§ **GIVEN REQUEST**:
Print the data that follows exactly.

(Records from a data collection)
◆ ◆ ◆ ◆ ◆ ◆ ◆
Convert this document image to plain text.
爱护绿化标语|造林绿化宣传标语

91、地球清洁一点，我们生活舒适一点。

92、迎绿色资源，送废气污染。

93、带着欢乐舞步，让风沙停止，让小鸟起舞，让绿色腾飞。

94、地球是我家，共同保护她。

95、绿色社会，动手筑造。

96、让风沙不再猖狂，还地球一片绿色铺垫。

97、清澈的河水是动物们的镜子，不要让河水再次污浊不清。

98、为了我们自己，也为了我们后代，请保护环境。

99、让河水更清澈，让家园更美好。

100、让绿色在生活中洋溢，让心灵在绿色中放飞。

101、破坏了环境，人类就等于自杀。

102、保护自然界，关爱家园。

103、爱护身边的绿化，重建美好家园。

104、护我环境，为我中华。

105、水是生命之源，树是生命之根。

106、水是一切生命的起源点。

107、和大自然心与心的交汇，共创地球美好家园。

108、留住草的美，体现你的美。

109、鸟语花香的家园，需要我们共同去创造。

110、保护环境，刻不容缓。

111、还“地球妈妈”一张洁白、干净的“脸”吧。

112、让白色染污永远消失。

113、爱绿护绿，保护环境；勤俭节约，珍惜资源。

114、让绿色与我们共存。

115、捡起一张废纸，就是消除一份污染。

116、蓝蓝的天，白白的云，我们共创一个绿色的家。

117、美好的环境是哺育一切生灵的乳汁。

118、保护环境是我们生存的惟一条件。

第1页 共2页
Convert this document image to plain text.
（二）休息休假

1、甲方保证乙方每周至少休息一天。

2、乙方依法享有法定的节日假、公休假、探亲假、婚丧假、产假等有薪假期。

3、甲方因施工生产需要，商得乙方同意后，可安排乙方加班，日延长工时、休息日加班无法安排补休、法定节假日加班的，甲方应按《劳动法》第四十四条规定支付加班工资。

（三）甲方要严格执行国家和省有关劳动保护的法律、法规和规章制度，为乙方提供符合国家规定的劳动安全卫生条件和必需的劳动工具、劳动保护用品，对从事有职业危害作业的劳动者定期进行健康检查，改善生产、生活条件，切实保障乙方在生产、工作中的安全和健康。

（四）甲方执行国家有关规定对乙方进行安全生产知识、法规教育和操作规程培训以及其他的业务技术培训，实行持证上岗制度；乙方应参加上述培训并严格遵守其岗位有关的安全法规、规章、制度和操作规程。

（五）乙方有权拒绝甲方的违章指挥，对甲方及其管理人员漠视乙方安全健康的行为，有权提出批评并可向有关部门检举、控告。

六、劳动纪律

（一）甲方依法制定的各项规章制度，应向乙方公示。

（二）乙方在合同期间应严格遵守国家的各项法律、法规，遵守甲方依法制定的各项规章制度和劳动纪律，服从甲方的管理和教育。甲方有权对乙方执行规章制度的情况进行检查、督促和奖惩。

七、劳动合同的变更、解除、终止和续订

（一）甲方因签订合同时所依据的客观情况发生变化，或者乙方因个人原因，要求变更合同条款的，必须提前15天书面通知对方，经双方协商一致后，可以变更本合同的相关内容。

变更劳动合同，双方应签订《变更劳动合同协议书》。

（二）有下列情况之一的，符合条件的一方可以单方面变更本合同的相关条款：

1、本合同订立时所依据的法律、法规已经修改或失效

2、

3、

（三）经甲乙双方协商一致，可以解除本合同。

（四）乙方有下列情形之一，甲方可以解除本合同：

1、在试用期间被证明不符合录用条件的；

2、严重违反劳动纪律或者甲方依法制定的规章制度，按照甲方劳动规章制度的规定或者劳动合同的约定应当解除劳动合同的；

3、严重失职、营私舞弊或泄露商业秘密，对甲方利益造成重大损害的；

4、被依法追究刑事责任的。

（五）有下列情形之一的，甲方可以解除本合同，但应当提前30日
◆ ◆ ◆ ◆ ◆ ◆ ◆
§ **THE RESPONSE**:
Convert this document image to plain text.
爱护绿化标语|造林绿化宣传标语

91、地球清洁一点，我们生活舒适一点。

92、迎绿色资源，送废气污染。

93、带着欢乐舞步，让风沙停止，让小鸟起舞，让绿色腾飞。

94、地球是我家，共同保护她。

95、绿色社会，动手筑造。

96、让风沙不再猖狂，还地球一片绿色铺垫。

97、清澈的河水是动物们的镜子，不要让河水再次污浊不清。

98、为了我们自己，也为了我们后代，请保护环境。

99、让河水更清澈，让家园更美好。

100、让绿色在生活中洋溢，让心灵在绿色中放飞。

101、破坏了环境，人类就等于自杀。

102、保护自然界，关爱家园。

103、爱护身边的绿化，重建美好家园。

104、护我环境，为我中华。

105、水是生命之源，树是生命之根。

106、水是一切生命的起源点。

107、和大自然心与心的交汇，共创地球美好家园。

108、留住草的美，体现你的美。

109、鸟语花香的家园，需要我们共同去创造。

110、保护环境，刻不容缓。

111、还“地球妈妈”一张洁白、干净的“脸”吧。

112、让白色染污永远消失。

113、爱绿护绿，保护环境；勤俭节约，珍惜资源。

114、让绿色与我们共存。

115、捡起一张废纸，就是消除一份污染。

116、蓝蓝的天，白白的云，我们共创一个绿色的家。

117、美好的环境是哺育一切生灵的乳汁。

118、保护环境是我们生存的惟一条件。

第1页 共2页
Convert this document image to plain text.
（二）休息休假

1、甲方保证乙方每周至少休息一天。

2、乙方依法享有法定的节日假、公休假、探亲假、婚丧假、产假等有薪假期。

3、甲方因施工生产需要，商得乙方同意后，可安排乙方加班，日延长工时、休息日加班无法安排补休、法定节假日加班的，甲方应按《劳动法》第四十四条规定支付加班工资。

（三）甲方要严格执行国家和省有关劳动保护的法律、法规和规章制度，为乙方提供符合国家规定的劳动安全卫生条件和必需的劳动工具、劳动保护用品，对从事有职业危害作业的劳动者定期进行健康检查，改善生产、生活条件，切实保障乙方在生产、工作中的安全和健康。

（四）甲方执行国家有关规定对乙方进行安全生产知识、法规教育和操作规程培训以及其他的业务技术培训，实行持证上岗制度；乙方应参加上述培训并严格遵守其岗位有关的安全法规、规章、制度和操作规程。

（五）乙方有权拒绝甲方的违章指挥，对甲方及其管理人员漠视乙方安全健康的行为，有权提出批评并可向有关部门检举、控告。

六、劳动纪律

（一）甲方依法制定的各项规章制度，应向乙方公示。

（二）乙方在合同期间应严格遵守国家的各项法律、法规，遵守甲方依法制定的各项规章制度和劳动纪律，服从甲方的管理和教育。甲方有权对乙方执行规章制度的情况进行检查、督促和奖惩。

七、劳动合同的变更、解除、终止和续订

（一）甲方因签订合同时所依据的客观情况发生变化，或者乙方因个人原因，要求变更合同条款的，必须提前15天书面通知对方，经双方协商一致后，可以变更本合同的相关内容。

变更劳动合同，双方应签订《变更劳动合同协议书》。

（二）有下列情况之一的，符合条件的一方可以单方面变更本合同的相关条款：

1、本合同订立时所依据的法律、法规已经修改或失效

2、

3、

（三）经甲乙双方协商一致，可以解除本合同。

（四）乙方有下列情形之一，甲方可以解除本合同：

1、在试用期间被证明不符合录用条件的；

2、严重违反劳动纪律或者甲方依法制定的规章制度，按照甲方劳动规章制度的规定或者劳动合同的约定应当解除劳动合同的；

3、严重失职、营私舞弊或泄露商业秘密，对甲方利益造成重大损害的；

4、被依法追究刑事责任的。

（五）有下列情形之一的，甲方可以解除本合同，但应当提前30日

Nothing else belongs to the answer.